Dataset listings of figures =>
################

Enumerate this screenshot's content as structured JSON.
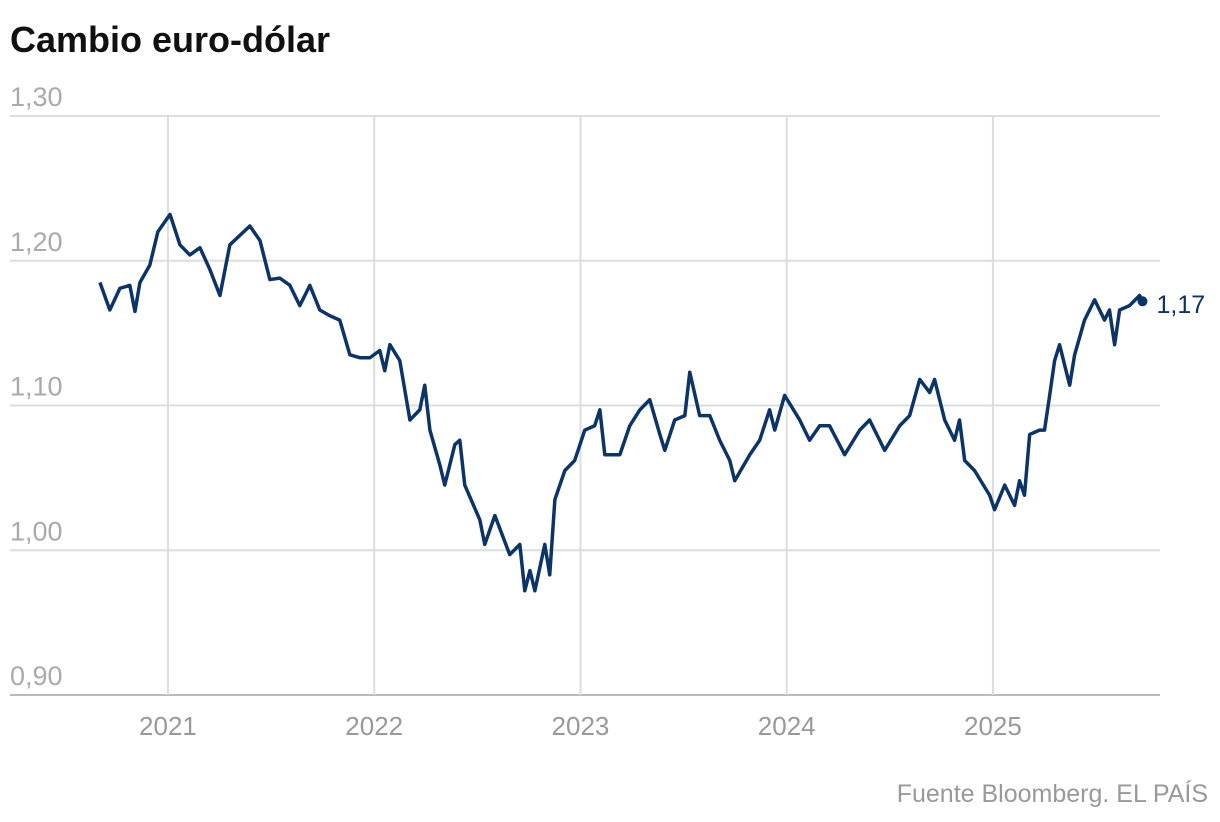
{
  "chart_data": {
    "type": "line",
    "title": "Cambio euro-dólar",
    "source": "Fuente Bloomberg. EL PAÍS",
    "color": "#0c3466",
    "grid": true,
    "xlim": [
      2020.234,
      2025.81
    ],
    "xticks": [
      2021,
      2022,
      2023,
      2024,
      2025
    ],
    "ylim": [
      0.9,
      1.3
    ],
    "yticks": [
      {
        "value": 0.9,
        "label": "0,90"
      },
      {
        "value": 1.0,
        "label": "1,00"
      },
      {
        "value": 1.1,
        "label": "1,10"
      },
      {
        "value": 1.2,
        "label": "1,20"
      },
      {
        "value": 1.3,
        "label": "1,30"
      }
    ],
    "x": [
      2020.67,
      2020.718,
      2020.767,
      2020.815,
      2020.84,
      2020.864,
      2020.912,
      2020.951,
      2021.01,
      2021.058,
      2021.106,
      2021.155,
      2021.203,
      2021.252,
      2021.3,
      2021.397,
      2021.446,
      2021.494,
      2021.542,
      2021.591,
      2021.639,
      2021.688,
      2021.736,
      2021.785,
      2021.833,
      2021.882,
      2021.93,
      2021.979,
      2022.027,
      2022.051,
      2022.076,
      2022.124,
      2022.173,
      2022.221,
      2022.245,
      2022.27,
      2022.318,
      2022.342,
      2022.391,
      2022.415,
      2022.439,
      2022.512,
      2022.536,
      2022.585,
      2022.657,
      2022.706,
      2022.73,
      2022.755,
      2022.779,
      2022.827,
      2022.851,
      2022.876,
      2022.924,
      2022.972,
      2023.021,
      2023.069,
      2023.094,
      2023.118,
      2023.191,
      2023.239,
      2023.288,
      2023.336,
      2023.385,
      2023.409,
      2023.457,
      2023.506,
      2023.53,
      2023.578,
      2023.627,
      2023.675,
      2023.724,
      2023.748,
      2023.821,
      2023.869,
      2023.917,
      2023.942,
      2023.99,
      2024.063,
      2024.111,
      2024.16,
      2024.208,
      2024.281,
      2024.354,
      2024.402,
      2024.475,
      2024.548,
      2024.596,
      2024.645,
      2024.693,
      2024.717,
      2024.766,
      2024.814,
      2024.838,
      2024.863,
      2024.911,
      2024.984,
      2025.008,
      2025.057,
      2025.105,
      2025.129,
      2025.153,
      2025.178,
      2025.226,
      2025.25,
      2025.275,
      2025.299,
      2025.323,
      2025.372,
      2025.396,
      2025.444,
      2025.493,
      2025.541,
      2025.565,
      2025.59,
      2025.614,
      2025.662,
      2025.711,
      2025.725
    ],
    "series": [
      {
        "values": [
          1.185,
          1.166,
          1.181,
          1.183,
          1.165,
          1.185,
          1.197,
          1.22,
          1.232,
          1.211,
          1.204,
          1.209,
          1.194,
          1.176,
          1.211,
          1.224,
          1.214,
          1.187,
          1.188,
          1.183,
          1.169,
          1.183,
          1.166,
          1.162,
          1.159,
          1.135,
          1.133,
          1.133,
          1.138,
          1.124,
          1.142,
          1.131,
          1.09,
          1.097,
          1.114,
          1.083,
          1.059,
          1.045,
          1.073,
          1.076,
          1.045,
          1.021,
          1.004,
          1.024,
          0.997,
          1.004,
          0.972,
          0.986,
          0.972,
          1.004,
          0.983,
          1.035,
          1.055,
          1.062,
          1.083,
          1.086,
          1.097,
          1.066,
          1.066,
          1.086,
          1.097,
          1.104,
          1.08,
          1.069,
          1.09,
          1.093,
          1.123,
          1.093,
          1.093,
          1.076,
          1.062,
          1.048,
          1.066,
          1.076,
          1.097,
          1.083,
          1.107,
          1.09,
          1.076,
          1.086,
          1.086,
          1.066,
          1.083,
          1.09,
          1.069,
          1.086,
          1.093,
          1.118,
          1.109,
          1.118,
          1.09,
          1.076,
          1.09,
          1.062,
          1.055,
          1.038,
          1.028,
          1.045,
          1.031,
          1.048,
          1.038,
          1.08,
          1.083,
          1.083,
          1.107,
          1.131,
          1.142,
          1.114,
          1.135,
          1.159,
          1.173,
          1.159,
          1.166,
          1.142,
          1.166,
          1.169,
          1.176,
          1.172
        ]
      }
    ],
    "annotations": [
      {
        "value": 1.17,
        "label": "1,17"
      }
    ]
  }
}
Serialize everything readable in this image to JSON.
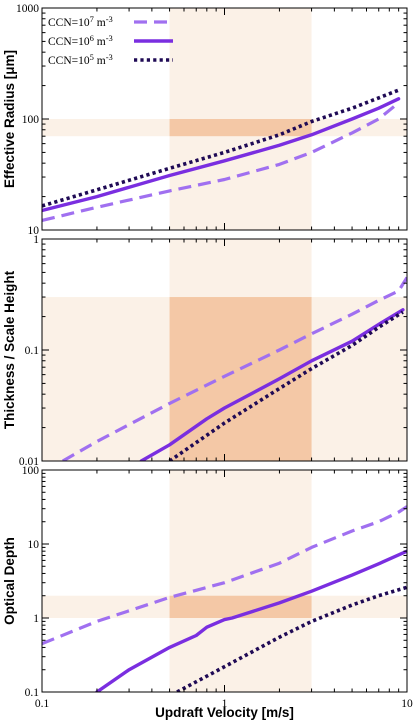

################

EXERCISE INSTRUCTIONS => Find the word "label" in the data and copy out each line where it turns up.

SOLUTION =>
        "label": "0,90"
        "label": "1,00"
        "label": "1,10"
        "label": "1,20"
        "label": "1,30"
        "label": "1,17"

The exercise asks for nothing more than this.